▶ [Work to do]:
The data below needs to be returned exactly, line for line.

▶ [Dataset content]:
───

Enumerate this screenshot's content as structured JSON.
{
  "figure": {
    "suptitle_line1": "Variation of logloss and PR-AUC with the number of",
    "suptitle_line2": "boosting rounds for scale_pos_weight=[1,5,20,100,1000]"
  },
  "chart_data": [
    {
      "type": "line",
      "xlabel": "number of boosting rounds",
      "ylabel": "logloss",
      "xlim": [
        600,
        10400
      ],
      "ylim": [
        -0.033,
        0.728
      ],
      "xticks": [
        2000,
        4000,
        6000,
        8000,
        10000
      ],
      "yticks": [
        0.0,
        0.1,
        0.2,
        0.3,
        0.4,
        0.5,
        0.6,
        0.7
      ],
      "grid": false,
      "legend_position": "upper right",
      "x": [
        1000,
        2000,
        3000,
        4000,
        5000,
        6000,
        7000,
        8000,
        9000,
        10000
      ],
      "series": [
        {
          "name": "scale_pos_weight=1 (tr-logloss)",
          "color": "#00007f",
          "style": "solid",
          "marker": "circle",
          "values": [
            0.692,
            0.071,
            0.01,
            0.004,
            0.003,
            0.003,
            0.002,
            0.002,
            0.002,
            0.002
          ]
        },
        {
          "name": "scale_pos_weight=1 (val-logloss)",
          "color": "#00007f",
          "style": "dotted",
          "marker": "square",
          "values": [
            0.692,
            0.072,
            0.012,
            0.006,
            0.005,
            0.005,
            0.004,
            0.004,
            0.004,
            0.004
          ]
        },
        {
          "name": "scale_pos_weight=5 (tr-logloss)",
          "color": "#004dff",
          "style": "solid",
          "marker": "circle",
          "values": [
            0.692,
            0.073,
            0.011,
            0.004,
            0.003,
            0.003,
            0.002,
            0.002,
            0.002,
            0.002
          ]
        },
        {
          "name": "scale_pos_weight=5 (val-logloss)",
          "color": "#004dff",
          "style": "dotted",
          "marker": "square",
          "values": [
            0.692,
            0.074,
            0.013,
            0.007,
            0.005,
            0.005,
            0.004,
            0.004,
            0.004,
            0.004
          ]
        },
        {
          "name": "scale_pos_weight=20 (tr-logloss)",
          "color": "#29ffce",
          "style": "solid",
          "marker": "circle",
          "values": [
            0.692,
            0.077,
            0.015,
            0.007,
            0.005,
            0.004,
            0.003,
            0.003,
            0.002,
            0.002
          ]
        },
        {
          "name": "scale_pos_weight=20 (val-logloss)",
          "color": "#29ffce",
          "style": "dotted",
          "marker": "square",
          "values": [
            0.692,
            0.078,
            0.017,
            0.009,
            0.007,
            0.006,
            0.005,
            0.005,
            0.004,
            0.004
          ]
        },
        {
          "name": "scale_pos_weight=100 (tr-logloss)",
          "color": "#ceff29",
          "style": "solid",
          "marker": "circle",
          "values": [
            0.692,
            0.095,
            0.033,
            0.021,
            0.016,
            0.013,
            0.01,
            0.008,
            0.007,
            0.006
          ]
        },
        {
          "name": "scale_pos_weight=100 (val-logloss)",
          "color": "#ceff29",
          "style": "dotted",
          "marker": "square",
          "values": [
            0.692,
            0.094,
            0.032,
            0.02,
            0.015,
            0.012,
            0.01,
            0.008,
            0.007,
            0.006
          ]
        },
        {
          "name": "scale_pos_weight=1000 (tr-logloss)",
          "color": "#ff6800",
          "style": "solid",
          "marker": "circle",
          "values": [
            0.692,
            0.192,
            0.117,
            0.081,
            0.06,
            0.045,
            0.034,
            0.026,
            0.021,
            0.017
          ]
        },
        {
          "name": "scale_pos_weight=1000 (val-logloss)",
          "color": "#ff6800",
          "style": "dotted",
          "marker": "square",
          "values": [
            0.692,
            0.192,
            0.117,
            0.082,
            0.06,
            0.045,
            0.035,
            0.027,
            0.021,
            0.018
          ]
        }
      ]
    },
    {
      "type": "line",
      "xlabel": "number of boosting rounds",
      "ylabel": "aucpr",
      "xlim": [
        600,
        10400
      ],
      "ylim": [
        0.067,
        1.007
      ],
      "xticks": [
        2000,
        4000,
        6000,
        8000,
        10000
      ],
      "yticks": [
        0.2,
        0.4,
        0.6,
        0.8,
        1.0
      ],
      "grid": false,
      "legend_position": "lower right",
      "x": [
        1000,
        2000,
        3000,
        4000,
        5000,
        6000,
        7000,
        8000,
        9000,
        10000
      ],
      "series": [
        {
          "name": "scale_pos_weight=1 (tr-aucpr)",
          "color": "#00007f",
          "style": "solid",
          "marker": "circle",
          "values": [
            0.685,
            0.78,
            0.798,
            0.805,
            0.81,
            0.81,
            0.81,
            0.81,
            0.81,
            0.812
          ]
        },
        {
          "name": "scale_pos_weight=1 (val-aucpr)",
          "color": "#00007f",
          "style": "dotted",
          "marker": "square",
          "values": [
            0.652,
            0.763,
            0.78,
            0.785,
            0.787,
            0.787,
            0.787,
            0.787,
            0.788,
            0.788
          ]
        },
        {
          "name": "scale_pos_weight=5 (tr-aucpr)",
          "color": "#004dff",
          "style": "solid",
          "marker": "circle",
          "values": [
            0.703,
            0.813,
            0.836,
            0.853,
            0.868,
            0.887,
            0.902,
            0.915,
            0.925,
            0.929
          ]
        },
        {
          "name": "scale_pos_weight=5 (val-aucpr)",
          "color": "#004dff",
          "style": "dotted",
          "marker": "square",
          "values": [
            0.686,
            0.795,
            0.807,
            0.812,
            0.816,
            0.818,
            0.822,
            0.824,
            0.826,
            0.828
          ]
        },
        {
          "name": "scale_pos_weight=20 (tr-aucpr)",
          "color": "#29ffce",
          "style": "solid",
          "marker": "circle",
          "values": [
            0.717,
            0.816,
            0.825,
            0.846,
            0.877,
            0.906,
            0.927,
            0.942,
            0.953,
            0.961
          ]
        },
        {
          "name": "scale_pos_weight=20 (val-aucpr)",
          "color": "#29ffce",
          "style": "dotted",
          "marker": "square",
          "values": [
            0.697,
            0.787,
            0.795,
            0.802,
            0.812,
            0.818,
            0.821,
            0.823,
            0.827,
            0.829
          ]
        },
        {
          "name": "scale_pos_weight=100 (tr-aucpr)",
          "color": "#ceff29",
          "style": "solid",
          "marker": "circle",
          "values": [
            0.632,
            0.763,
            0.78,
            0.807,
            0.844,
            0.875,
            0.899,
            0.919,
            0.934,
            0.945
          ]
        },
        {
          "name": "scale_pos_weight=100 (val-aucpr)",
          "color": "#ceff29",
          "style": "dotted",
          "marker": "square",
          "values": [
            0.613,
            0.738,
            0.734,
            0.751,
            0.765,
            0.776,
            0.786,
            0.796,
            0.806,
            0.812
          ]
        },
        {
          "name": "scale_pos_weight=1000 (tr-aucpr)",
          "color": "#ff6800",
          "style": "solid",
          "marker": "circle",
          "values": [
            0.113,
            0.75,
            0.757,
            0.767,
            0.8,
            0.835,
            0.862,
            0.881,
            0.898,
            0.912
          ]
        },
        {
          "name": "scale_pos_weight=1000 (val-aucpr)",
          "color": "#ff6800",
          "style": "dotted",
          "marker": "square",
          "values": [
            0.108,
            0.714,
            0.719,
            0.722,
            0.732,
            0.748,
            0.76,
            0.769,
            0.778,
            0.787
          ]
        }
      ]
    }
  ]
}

───

▶ [Output of the exercise]:
Enumerate this screenshot's content as structured JSON.
{
  "figure": {
    "suptitle_line1": "Variation of logloss and PR-AUC with the number of",
    "suptitle_line2": "boosting rounds for scale_pos_weight=[1,5,20,100,1000]"
  },
  "chart_data": [
    {
      "type": "line",
      "xlabel": "number of boosting rounds",
      "ylabel": "logloss",
      "xlim": [
        600,
        10400
      ],
      "ylim": [
        -0.033,
        0.728
      ],
      "xticks": [
        2000,
        4000,
        6000,
        8000,
        10000
      ],
      "yticks": [
        0.0,
        0.1,
        0.2,
        0.3,
        0.4,
        0.5,
        0.6,
        0.7
      ],
      "grid": false,
      "legend_position": "upper right",
      "x": [
        1000,
        2000,
        3000,
        4000,
        5000,
        6000,
        7000,
        8000,
        9000,
        10000
      ],
      "series": [
        {
          "name": "scale_pos_weight=1 (tr-logloss)",
          "color": "#00007f",
          "style": "solid",
          "marker": "circle",
          "values": [
            0.692,
            0.071,
            0.01,
            0.004,
            0.003,
            0.003,
            0.002,
            0.002,
            0.002,
            0.002
          ]
        },
        {
          "name": "scale_pos_weight=1 (val-logloss)",
          "color": "#00007f",
          "style": "dotted",
          "marker": "square",
          "values": [
            0.692,
            0.072,
            0.012,
            0.006,
            0.005,
            0.005,
            0.004,
            0.004,
            0.004,
            0.004
          ]
        },
        {
          "name": "scale_pos_weight=5 (tr-logloss)",
          "color": "#004dff",
          "style": "solid",
          "marker": "circle",
          "values": [
            0.692,
            0.073,
            0.011,
            0.004,
            0.003,
            0.003,
            0.002,
            0.002,
            0.002,
            0.002
          ]
        },
        {
          "name": "scale_pos_weight=5 (val-logloss)",
          "color": "#004dff",
          "style": "dotted",
          "marker": "square",
          "values": [
            0.692,
            0.074,
            0.013,
            0.007,
            0.005,
            0.005,
            0.004,
            0.004,
            0.004,
            0.004
          ]
        },
        {
          "name": "scale_pos_weight=20 (tr-logloss)",
          "color": "#29ffce",
          "style": "solid",
          "marker": "circle",
          "values": [
            0.692,
            0.077,
            0.015,
            0.007,
            0.005,
            0.004,
            0.003,
            0.003,
            0.002,
            0.002
          ]
        },
        {
          "name": "scale_pos_weight=20 (val-logloss)",
          "color": "#29ffce",
          "style": "dotted",
          "marker": "square",
          "values": [
            0.692,
            0.078,
            0.017,
            0.009,
            0.007,
            0.006,
            0.005,
            0.005,
            0.004,
            0.004
          ]
        },
        {
          "name": "scale_pos_weight=100 (tr-logloss)",
          "color": "#ceff29",
          "style": "solid",
          "marker": "circle",
          "values": [
            0.692,
            0.095,
            0.033,
            0.021,
            0.016,
            0.013,
            0.01,
            0.008,
            0.007,
            0.006
          ]
        },
        {
          "name": "scale_pos_weight=100 (val-logloss)",
          "color": "#ceff29",
          "style": "dotted",
          "marker": "square",
          "values": [
            0.692,
            0.094,
            0.032,
            0.02,
            0.015,
            0.012,
            0.01,
            0.008,
            0.007,
            0.006
          ]
        },
        {
          "name": "scale_pos_weight=1000 (tr-logloss)",
          "color": "#ff6800",
          "style": "solid",
          "marker": "circle",
          "values": [
            0.692,
            0.192,
            0.117,
            0.081,
            0.06,
            0.045,
            0.034,
            0.026,
            0.021,
            0.017
          ]
        },
        {
          "name": "scale_pos_weight=1000 (val-logloss)",
          "color": "#ff6800",
          "style": "dotted",
          "marker": "square",
          "values": [
            0.692,
            0.192,
            0.117,
            0.082,
            0.06,
            0.045,
            0.035,
            0.027,
            0.021,
            0.018
          ]
        }
      ]
    },
    {
      "type": "line",
      "xlabel": "number of boosting rounds",
      "ylabel": "aucpr",
      "xlim": [
        600,
        10400
      ],
      "ylim": [
        0.067,
        1.007
      ],
      "xticks": [
        2000,
        4000,
        6000,
        8000,
        10000
      ],
      "yticks": [
        0.2,
        0.4,
        0.6,
        0.8,
        1.0
      ],
      "grid": false,
      "legend_position": "lower right",
      "x": [
        1000,
        2000,
        3000,
        4000,
        5000,
        6000,
        7000,
        8000,
        9000,
        10000
      ],
      "series": [
        {
          "name": "scale_pos_weight=1 (tr-aucpr)",
          "color": "#00007f",
          "style": "solid",
          "marker": "circle",
          "values": [
            0.685,
            0.78,
            0.798,
            0.805,
            0.81,
            0.81,
            0.81,
            0.81,
            0.81,
            0.812
          ]
        },
        {
          "name": "scale_pos_weight=1 (val-aucpr)",
          "color": "#00007f",
          "style": "dotted",
          "marker": "square",
          "values": [
            0.652,
            0.763,
            0.78,
            0.785,
            0.787,
            0.787,
            0.787,
            0.787,
            0.788,
            0.788
          ]
        },
        {
          "name": "scale_pos_weight=5 (tr-aucpr)",
          "color": "#004dff",
          "style": "solid",
          "marker": "circle",
          "values": [
            0.703,
            0.813,
            0.836,
            0.853,
            0.868,
            0.887,
            0.902,
            0.915,
            0.925,
            0.929
          ]
        },
        {
          "name": "scale_pos_weight=5 (val-aucpr)",
          "color": "#004dff",
          "style": "dotted",
          "marker": "square",
          "values": [
            0.686,
            0.795,
            0.807,
            0.812,
            0.816,
            0.818,
            0.822,
            0.824,
            0.826,
            0.828
          ]
        },
        {
          "name": "scale_pos_weight=20 (tr-aucpr)",
          "color": "#29ffce",
          "style": "solid",
          "marker": "circle",
          "values": [
            0.717,
            0.816,
            0.825,
            0.846,
            0.877,
            0.906,
            0.927,
            0.942,
            0.953,
            0.961
          ]
        },
        {
          "name": "scale_pos_weight=20 (val-aucpr)",
          "color": "#29ffce",
          "style": "dotted",
          "marker": "square",
          "values": [
            0.697,
            0.787,
            0.795,
            0.802,
            0.812,
            0.818,
            0.821,
            0.823,
            0.827,
            0.829
          ]
        },
        {
          "name": "scale_pos_weight=100 (tr-aucpr)",
          "color": "#ceff29",
          "style": "solid",
          "marker": "circle",
          "values": [
            0.632,
            0.763,
            0.78,
            0.807,
            0.844,
            0.875,
            0.899,
            0.919,
            0.934,
            0.945
          ]
        },
        {
          "name": "scale_pos_weight=100 (val-aucpr)",
          "color": "#ceff29",
          "style": "dotted",
          "marker": "square",
          "values": [
            0.613,
            0.738,
            0.734,
            0.751,
            0.765,
            0.776,
            0.786,
            0.796,
            0.806,
            0.812
          ]
        },
        {
          "name": "scale_pos_weight=1000 (tr-aucpr)",
          "color": "#ff6800",
          "style": "solid",
          "marker": "circle",
          "values": [
            0.113,
            0.75,
            0.757,
            0.767,
            0.8,
            0.835,
            0.862,
            0.881,
            0.898,
            0.912
          ]
        },
        {
          "name": "scale_pos_weight=1000 (val-aucpr)",
          "color": "#ff6800",
          "style": "dotted",
          "marker": "square",
          "values": [
            0.108,
            0.714,
            0.719,
            0.722,
            0.732,
            0.748,
            0.76,
            0.769,
            0.778,
            0.787
          ]
        }
      ]
    }
  ]
}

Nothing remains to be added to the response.